--- START Data for this exercise ---
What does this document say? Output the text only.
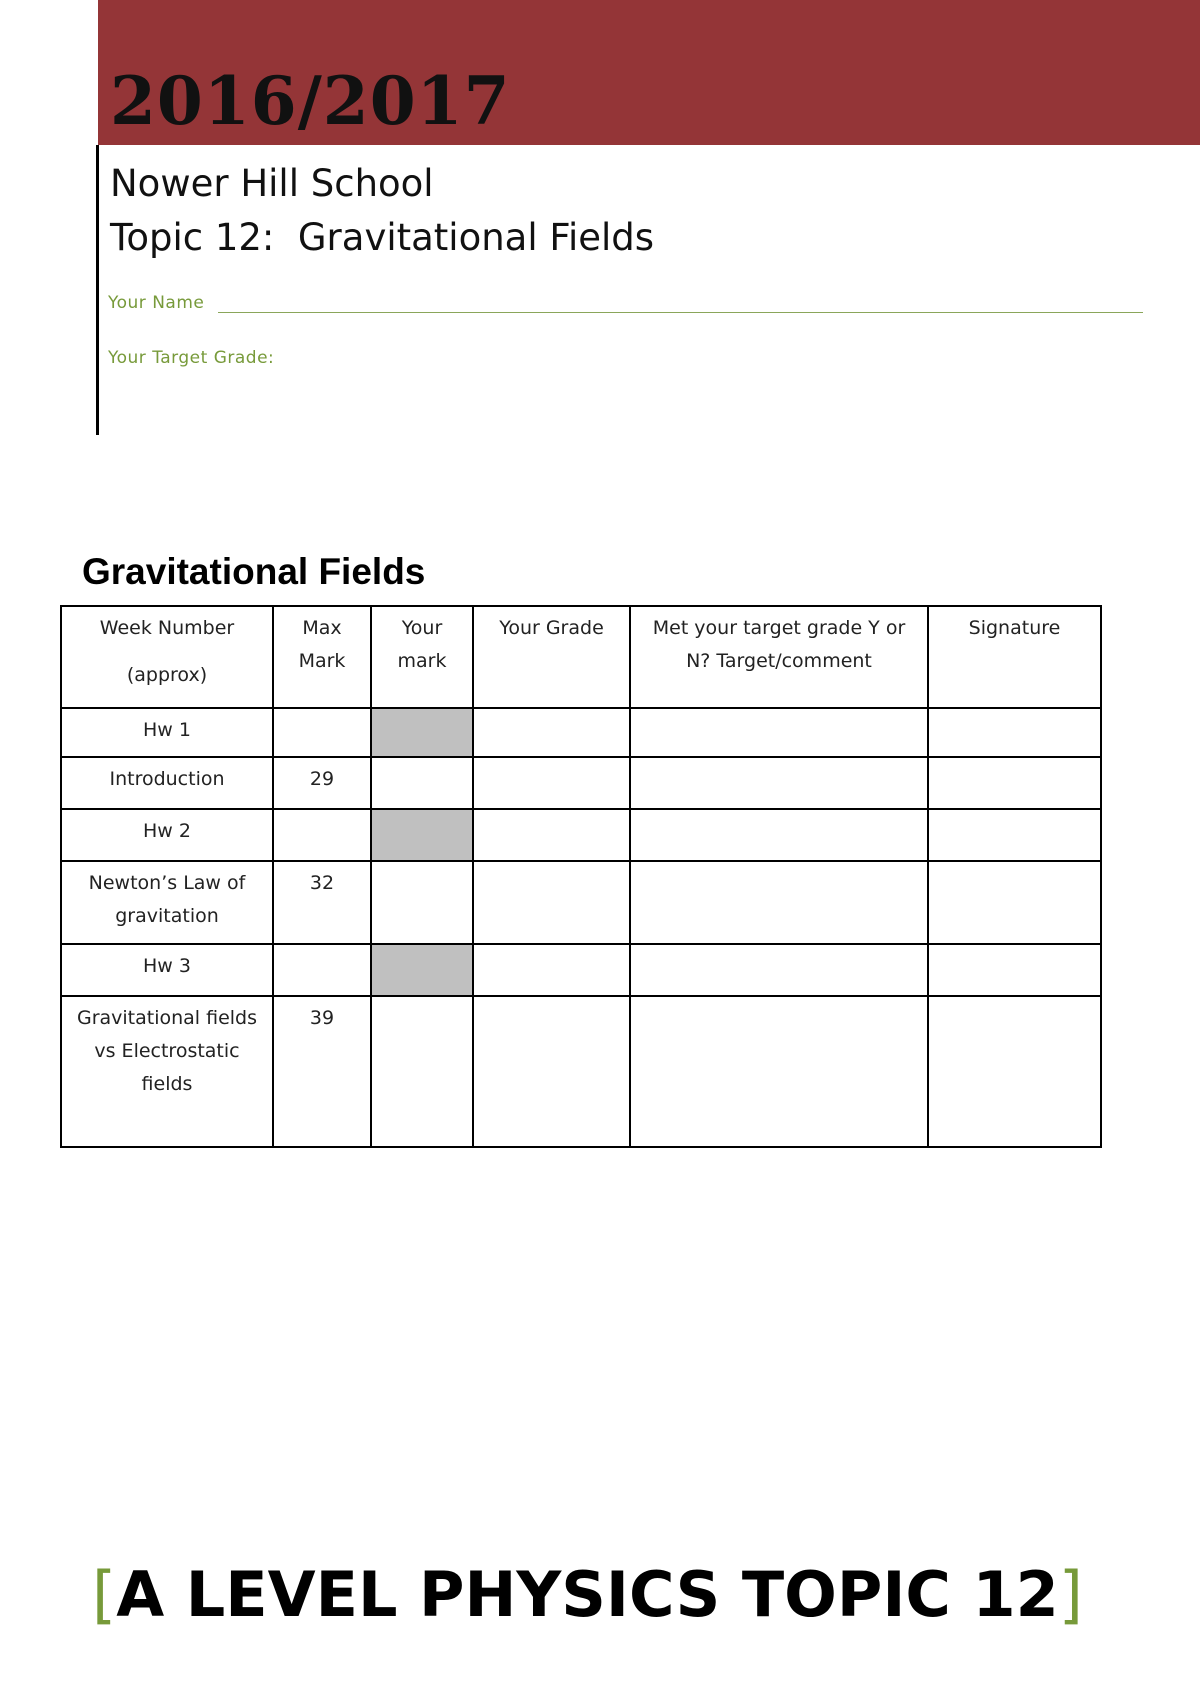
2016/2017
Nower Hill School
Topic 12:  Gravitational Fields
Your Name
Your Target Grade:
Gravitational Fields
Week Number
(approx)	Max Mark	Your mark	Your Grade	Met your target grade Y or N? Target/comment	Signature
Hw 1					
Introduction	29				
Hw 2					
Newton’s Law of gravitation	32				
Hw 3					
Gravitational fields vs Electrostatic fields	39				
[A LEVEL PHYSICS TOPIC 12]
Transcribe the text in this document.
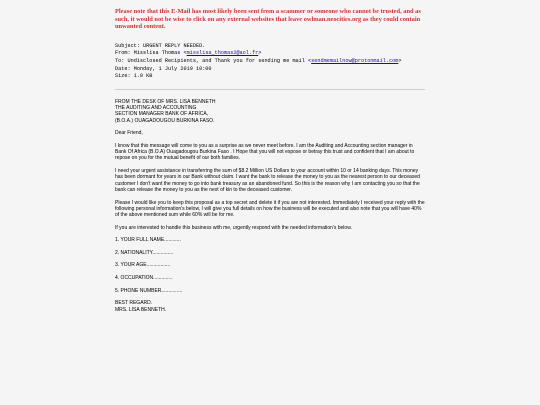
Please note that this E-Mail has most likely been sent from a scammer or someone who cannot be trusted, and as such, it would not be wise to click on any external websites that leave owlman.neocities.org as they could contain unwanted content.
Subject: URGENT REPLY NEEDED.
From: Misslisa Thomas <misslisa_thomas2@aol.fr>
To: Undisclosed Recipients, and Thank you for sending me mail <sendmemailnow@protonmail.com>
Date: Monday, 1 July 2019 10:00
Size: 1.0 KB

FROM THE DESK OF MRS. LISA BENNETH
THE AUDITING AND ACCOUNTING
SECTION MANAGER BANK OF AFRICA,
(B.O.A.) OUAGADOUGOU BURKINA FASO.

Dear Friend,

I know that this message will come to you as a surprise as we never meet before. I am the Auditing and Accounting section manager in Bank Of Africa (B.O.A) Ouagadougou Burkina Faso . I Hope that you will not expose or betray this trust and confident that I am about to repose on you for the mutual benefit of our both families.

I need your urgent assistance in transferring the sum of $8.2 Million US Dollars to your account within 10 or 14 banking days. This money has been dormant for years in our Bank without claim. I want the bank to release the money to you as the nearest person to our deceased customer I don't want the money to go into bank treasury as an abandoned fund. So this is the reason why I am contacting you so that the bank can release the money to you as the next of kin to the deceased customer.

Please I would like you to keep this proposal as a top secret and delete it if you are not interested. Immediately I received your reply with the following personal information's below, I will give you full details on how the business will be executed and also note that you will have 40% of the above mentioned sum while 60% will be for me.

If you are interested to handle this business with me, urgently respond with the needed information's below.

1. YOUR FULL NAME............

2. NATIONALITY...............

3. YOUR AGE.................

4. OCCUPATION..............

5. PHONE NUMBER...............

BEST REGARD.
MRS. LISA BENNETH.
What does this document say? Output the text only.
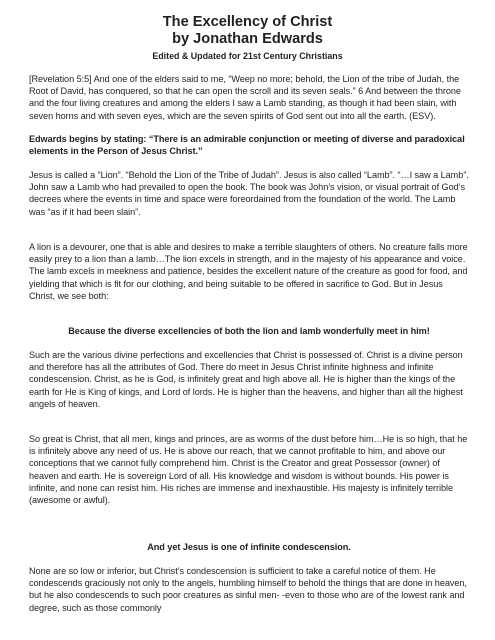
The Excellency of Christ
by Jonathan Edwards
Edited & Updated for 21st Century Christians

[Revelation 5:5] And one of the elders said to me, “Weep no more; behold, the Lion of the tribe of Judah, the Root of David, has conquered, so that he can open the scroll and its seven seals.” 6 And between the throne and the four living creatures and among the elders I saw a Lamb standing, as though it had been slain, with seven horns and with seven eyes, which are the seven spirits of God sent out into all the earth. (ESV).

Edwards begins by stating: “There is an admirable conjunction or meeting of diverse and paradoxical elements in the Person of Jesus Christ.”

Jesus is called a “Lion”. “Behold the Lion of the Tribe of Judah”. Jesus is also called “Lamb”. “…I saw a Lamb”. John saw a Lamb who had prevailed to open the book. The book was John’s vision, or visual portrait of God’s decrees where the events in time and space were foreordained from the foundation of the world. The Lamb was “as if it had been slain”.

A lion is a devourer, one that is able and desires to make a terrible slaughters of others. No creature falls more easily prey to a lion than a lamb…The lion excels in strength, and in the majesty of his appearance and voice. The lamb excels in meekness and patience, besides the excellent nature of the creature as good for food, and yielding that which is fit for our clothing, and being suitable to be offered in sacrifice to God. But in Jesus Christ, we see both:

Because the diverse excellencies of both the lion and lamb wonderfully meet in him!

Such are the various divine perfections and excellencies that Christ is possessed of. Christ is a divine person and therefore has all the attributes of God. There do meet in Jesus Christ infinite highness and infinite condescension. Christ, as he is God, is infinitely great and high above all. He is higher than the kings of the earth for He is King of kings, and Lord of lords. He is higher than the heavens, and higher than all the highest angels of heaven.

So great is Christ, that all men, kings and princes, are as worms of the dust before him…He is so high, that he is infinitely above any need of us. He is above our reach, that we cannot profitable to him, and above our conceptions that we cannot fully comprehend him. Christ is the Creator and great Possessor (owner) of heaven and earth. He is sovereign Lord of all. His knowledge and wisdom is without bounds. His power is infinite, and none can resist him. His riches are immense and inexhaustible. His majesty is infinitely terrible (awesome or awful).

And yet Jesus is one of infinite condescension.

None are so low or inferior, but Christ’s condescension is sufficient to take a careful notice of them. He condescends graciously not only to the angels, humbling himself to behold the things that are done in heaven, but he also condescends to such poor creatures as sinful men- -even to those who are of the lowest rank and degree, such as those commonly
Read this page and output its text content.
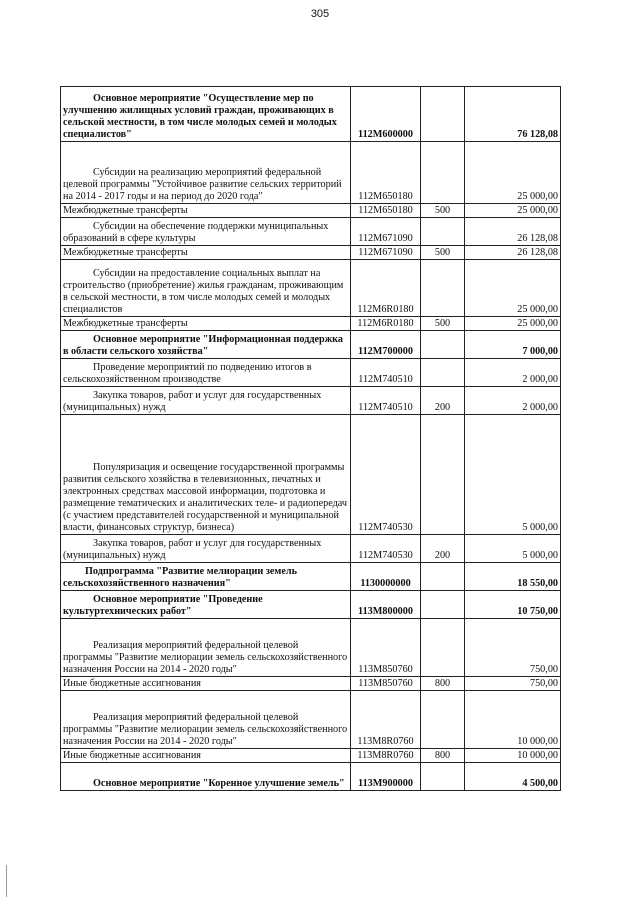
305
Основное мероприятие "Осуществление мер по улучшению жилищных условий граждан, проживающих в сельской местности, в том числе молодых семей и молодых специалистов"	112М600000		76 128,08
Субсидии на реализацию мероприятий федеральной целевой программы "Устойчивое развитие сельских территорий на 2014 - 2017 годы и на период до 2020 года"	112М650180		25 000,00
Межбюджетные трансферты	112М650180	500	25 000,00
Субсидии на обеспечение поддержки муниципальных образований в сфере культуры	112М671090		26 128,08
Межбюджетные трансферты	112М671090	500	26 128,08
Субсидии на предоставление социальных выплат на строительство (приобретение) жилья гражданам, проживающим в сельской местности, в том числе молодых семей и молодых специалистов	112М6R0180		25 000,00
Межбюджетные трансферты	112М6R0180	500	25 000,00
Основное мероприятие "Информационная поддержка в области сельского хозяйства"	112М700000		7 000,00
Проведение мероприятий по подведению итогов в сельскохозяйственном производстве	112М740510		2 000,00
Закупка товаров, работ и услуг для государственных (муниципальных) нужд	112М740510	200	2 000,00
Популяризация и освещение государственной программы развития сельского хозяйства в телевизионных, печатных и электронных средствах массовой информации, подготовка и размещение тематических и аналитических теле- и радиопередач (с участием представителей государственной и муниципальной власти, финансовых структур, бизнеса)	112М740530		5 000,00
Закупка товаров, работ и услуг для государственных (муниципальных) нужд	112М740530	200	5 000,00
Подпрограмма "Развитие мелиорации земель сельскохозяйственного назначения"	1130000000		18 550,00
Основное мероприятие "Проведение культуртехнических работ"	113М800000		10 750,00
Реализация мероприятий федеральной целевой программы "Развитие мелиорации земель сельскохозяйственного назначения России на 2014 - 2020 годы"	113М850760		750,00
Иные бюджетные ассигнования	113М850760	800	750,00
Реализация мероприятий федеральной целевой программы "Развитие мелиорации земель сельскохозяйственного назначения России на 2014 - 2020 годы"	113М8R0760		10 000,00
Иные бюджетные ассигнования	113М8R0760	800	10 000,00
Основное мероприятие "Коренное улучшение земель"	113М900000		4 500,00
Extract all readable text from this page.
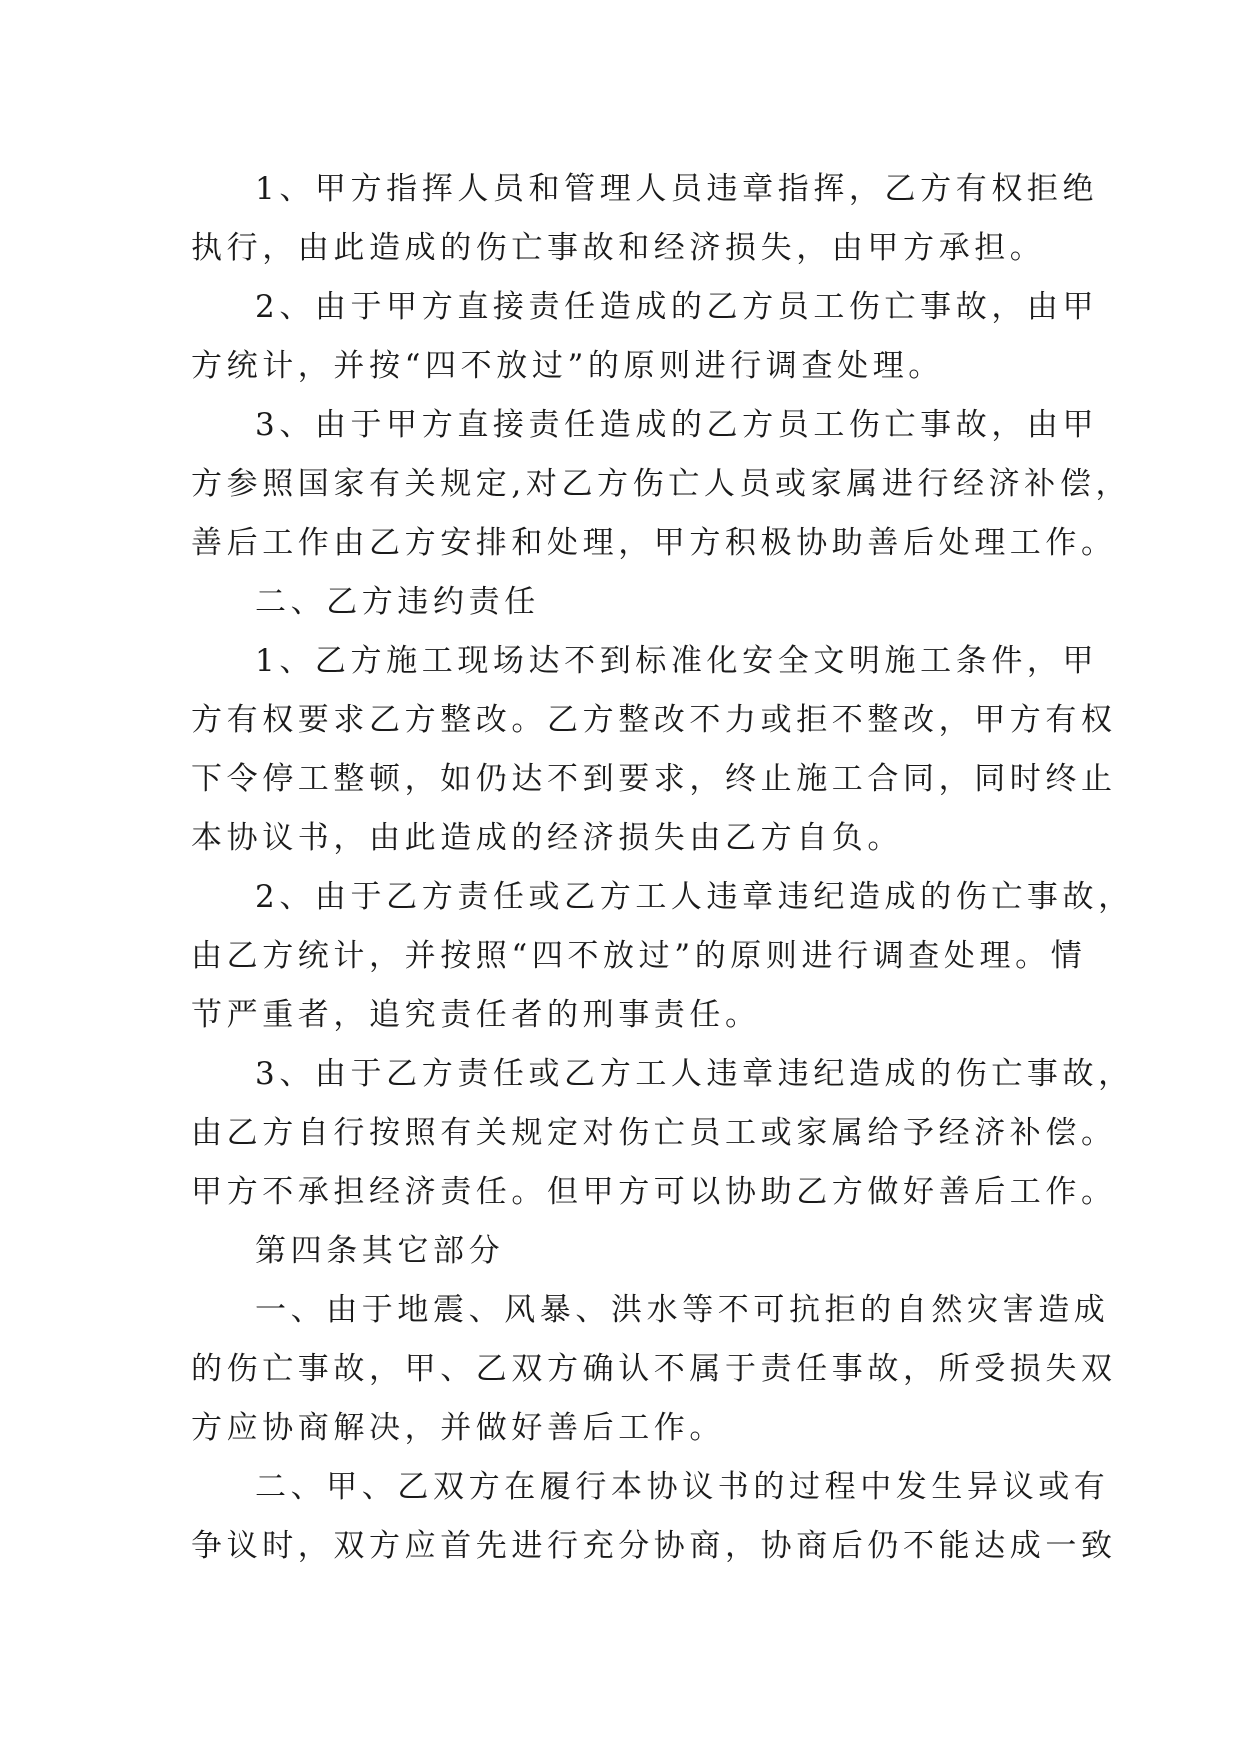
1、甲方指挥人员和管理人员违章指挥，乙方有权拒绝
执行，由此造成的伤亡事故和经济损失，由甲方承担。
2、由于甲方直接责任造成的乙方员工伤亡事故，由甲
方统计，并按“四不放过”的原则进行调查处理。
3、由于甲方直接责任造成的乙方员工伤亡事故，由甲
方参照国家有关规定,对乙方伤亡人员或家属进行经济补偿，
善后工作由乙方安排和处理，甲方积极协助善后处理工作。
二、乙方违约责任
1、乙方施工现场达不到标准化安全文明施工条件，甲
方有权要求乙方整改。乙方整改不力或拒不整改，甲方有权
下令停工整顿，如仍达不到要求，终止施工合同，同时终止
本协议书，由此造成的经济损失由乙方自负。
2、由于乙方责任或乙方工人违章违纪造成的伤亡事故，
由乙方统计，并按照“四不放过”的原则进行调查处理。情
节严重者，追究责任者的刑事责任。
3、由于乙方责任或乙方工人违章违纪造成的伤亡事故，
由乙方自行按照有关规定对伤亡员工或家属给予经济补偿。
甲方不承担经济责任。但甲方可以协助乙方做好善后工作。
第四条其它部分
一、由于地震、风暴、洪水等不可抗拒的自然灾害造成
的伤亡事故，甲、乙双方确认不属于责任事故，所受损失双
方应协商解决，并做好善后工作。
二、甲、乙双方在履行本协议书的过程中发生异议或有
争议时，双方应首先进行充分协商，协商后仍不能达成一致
--- END Data for this exercise ---
Goal -
Within the listing above, find every line containing the string "муниципальных" and return it.

Solution to the exercise -
Субсидии на обеспечение поддержки муниципальных образований в сфере культуры	112М671090		26 128,08
Закупка товаров, работ и услуг для государственных (муниципальных) нужд	112М740510	200	2 000,00
Закупка товаров, работ и услуг для государственных (муниципальных) нужд	112М740530	200	5 000,00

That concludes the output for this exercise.